Exercise prompt:
Among the records below, find each line that includes the string "text" and copy it.

[Start]

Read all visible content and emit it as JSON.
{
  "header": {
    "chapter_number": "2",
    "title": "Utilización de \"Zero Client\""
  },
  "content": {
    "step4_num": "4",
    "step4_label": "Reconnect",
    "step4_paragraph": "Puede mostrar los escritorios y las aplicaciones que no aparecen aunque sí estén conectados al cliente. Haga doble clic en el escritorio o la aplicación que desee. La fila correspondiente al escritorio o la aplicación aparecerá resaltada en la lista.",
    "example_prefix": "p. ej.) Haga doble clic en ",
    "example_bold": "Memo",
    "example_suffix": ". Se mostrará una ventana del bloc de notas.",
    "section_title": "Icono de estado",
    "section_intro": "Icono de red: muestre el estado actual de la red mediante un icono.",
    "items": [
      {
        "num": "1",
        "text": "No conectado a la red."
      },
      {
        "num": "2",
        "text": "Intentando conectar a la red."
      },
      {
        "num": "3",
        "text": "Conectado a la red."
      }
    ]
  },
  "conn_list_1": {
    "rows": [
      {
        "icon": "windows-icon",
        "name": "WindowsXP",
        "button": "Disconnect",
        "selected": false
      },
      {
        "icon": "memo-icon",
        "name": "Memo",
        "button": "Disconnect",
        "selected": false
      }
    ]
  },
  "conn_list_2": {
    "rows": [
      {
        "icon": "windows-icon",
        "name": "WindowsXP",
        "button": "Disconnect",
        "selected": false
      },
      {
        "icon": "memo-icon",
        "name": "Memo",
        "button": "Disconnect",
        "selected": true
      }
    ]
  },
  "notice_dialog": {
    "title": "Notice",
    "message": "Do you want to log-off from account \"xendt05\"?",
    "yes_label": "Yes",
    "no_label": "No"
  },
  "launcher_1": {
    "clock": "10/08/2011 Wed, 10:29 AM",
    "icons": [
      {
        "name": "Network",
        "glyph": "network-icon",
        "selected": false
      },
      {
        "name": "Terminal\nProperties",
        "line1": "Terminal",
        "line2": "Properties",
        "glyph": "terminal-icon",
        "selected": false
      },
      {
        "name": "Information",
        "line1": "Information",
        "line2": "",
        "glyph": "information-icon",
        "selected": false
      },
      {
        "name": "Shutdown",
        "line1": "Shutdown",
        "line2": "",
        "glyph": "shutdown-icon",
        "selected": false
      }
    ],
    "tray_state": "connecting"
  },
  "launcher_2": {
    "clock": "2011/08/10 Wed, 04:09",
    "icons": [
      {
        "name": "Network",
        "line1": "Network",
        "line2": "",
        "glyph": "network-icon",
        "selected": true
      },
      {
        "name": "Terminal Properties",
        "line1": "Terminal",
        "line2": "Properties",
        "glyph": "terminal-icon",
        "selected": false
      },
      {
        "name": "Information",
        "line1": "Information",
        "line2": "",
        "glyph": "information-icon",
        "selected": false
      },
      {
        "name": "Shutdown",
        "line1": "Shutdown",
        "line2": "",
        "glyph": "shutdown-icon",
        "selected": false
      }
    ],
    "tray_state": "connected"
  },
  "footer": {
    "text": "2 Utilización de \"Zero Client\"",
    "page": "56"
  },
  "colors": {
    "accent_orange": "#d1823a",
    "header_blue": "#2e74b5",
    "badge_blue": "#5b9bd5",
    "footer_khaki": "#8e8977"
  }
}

[End]

Response:
        "text": "No conectado a la red."
        "text": "Intentando conectar a la red."
        "text": "Conectado a la red."
    "text": "2 Utilización de \"Zero Client\"",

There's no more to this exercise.